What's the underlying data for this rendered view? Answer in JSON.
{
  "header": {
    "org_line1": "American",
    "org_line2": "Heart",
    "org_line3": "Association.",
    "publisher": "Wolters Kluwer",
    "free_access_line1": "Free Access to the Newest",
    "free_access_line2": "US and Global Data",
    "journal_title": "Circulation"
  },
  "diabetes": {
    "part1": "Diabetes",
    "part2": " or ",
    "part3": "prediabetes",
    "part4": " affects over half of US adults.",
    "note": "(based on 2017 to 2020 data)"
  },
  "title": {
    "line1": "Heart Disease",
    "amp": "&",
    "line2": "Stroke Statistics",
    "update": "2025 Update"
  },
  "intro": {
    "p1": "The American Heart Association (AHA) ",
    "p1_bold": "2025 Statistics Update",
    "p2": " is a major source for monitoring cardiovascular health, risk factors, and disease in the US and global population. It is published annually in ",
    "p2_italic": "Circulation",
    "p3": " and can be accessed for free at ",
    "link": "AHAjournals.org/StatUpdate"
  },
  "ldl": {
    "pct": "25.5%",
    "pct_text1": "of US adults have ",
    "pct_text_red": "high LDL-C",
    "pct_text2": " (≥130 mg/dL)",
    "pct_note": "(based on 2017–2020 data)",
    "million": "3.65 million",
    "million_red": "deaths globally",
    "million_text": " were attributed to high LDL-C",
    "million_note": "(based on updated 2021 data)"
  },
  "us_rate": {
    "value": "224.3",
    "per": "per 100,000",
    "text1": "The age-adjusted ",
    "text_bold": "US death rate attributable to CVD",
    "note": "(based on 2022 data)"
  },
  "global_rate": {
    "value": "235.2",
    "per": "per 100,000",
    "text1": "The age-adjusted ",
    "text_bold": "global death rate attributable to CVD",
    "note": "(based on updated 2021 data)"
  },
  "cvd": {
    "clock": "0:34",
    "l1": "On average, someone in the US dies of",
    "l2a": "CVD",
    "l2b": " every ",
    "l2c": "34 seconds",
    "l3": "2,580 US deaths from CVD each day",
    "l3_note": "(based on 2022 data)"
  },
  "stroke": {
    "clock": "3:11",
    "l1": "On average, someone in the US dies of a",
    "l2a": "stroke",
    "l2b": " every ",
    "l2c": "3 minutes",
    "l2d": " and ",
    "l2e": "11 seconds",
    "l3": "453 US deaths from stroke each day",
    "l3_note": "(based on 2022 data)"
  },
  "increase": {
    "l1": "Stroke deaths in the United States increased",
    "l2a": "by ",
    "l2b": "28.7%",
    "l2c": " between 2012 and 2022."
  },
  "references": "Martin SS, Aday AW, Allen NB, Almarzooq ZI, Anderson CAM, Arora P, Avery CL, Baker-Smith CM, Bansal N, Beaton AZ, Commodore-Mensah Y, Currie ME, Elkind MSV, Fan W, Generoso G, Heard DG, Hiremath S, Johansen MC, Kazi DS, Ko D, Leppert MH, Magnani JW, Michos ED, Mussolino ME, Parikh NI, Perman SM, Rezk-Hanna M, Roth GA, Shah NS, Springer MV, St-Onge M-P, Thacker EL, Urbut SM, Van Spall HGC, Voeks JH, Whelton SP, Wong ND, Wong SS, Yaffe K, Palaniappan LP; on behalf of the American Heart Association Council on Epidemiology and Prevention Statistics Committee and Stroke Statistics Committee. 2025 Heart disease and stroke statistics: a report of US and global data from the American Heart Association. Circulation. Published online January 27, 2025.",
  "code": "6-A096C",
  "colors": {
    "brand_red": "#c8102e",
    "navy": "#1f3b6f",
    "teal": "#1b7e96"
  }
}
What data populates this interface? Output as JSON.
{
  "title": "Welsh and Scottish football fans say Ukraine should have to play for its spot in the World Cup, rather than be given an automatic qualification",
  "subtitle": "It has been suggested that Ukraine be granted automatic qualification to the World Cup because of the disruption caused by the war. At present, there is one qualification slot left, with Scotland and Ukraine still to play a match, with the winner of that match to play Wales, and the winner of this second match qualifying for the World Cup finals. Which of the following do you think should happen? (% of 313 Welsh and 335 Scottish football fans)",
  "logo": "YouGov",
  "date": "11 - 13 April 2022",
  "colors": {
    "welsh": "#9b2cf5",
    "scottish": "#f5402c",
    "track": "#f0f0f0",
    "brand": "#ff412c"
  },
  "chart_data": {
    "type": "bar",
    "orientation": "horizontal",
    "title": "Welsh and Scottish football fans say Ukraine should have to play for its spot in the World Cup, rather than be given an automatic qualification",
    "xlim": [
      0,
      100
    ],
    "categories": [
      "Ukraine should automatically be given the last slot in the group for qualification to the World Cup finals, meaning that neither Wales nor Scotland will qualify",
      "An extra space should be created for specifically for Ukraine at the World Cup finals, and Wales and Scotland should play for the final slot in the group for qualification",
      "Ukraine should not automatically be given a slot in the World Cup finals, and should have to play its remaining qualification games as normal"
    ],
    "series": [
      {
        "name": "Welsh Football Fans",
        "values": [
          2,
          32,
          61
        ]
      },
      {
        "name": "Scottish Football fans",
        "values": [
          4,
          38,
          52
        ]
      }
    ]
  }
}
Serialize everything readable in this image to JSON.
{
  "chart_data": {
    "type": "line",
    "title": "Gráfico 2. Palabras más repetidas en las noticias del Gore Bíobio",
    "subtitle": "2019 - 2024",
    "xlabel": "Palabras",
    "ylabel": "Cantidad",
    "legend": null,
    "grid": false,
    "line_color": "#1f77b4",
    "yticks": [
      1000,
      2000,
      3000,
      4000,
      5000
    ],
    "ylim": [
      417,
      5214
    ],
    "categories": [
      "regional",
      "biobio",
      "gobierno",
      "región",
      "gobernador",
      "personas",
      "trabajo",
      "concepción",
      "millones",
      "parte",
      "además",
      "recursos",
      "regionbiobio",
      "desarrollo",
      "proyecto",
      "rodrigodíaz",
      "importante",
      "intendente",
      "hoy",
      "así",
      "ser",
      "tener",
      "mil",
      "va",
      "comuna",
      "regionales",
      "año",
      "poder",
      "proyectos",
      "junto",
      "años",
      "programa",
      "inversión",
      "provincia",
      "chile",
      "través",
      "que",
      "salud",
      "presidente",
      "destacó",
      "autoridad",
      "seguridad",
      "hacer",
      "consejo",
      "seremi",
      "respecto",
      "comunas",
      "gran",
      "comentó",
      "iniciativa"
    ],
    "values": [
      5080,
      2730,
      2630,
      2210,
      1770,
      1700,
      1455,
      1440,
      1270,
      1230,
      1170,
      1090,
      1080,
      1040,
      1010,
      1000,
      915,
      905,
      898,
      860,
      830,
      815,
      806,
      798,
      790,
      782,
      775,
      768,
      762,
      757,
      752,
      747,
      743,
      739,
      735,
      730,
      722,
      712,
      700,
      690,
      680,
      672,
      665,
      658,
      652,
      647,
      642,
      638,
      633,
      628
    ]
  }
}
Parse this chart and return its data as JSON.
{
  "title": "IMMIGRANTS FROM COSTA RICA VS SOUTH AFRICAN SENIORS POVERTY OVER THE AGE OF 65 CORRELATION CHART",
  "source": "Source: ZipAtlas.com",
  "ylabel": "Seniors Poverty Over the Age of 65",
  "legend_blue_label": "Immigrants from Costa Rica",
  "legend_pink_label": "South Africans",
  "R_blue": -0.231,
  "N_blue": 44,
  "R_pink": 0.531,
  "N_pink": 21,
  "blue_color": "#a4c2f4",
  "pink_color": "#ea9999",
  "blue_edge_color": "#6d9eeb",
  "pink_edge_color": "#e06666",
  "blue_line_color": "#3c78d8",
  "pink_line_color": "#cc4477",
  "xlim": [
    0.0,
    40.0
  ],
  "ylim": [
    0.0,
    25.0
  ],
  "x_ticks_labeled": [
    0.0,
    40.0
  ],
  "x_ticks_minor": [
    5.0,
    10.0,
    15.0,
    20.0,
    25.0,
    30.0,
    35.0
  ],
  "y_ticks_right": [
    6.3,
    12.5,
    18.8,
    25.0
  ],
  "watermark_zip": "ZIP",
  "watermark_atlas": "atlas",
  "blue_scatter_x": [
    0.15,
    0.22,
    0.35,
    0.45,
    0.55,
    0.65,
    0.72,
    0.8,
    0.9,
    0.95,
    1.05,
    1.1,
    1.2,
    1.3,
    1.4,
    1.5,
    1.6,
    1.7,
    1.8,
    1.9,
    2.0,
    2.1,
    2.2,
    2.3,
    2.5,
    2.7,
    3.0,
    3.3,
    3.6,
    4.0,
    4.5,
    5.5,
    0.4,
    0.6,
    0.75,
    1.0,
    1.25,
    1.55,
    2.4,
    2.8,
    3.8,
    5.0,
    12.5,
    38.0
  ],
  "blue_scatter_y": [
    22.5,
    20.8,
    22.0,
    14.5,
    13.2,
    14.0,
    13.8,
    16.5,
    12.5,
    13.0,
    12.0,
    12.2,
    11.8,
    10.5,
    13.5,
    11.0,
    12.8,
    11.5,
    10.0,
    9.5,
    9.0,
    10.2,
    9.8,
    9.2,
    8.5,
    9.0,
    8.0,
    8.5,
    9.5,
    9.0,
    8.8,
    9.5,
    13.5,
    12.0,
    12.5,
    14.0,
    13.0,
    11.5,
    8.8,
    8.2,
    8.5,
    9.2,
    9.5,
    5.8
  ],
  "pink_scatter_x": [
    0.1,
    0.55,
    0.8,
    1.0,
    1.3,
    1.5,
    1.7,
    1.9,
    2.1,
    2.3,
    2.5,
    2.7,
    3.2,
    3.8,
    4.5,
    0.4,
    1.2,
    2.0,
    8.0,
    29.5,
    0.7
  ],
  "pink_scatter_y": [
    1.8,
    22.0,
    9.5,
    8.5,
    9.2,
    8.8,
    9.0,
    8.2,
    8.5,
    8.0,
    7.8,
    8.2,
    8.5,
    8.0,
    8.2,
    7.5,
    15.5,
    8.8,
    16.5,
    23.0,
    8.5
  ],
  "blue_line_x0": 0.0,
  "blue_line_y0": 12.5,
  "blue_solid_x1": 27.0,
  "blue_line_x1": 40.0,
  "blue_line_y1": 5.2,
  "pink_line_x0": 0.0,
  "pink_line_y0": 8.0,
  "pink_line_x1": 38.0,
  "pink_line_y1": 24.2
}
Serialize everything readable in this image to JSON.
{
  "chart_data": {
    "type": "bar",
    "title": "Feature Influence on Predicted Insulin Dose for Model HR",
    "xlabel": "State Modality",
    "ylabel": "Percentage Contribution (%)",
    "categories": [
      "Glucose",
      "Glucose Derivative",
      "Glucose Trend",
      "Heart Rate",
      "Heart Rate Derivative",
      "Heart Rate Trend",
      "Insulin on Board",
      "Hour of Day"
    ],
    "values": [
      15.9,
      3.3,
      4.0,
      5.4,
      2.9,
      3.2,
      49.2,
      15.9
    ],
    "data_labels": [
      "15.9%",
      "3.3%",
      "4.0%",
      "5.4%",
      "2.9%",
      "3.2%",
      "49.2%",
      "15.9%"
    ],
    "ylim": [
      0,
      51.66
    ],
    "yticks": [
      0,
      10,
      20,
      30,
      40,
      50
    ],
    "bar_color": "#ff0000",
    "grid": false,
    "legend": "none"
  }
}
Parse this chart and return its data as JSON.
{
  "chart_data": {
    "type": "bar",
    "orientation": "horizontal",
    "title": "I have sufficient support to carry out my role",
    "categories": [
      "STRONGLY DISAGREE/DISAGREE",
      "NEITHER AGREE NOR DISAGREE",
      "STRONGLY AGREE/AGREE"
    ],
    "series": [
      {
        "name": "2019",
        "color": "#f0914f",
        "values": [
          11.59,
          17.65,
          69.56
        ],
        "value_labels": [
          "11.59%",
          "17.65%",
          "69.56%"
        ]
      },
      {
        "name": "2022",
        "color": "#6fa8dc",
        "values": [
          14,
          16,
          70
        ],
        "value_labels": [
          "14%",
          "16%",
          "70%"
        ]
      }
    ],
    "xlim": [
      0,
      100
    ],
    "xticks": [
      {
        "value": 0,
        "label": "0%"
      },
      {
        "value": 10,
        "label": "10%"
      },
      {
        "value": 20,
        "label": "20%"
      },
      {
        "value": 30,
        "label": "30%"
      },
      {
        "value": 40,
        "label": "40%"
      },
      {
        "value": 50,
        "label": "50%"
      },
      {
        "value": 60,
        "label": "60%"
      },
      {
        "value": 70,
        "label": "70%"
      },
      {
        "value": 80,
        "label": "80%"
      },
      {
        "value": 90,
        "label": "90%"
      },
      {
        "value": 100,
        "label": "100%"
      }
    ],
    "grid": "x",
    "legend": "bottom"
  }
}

#####

Task.
Wherever the string "Palabras" appears in the entries above, list that line.

Result of this task.
    "title": "Gráfico 2. Palabras más repetidas en las noticias del Gore Bíobio",
    "xlabel": "Palabras",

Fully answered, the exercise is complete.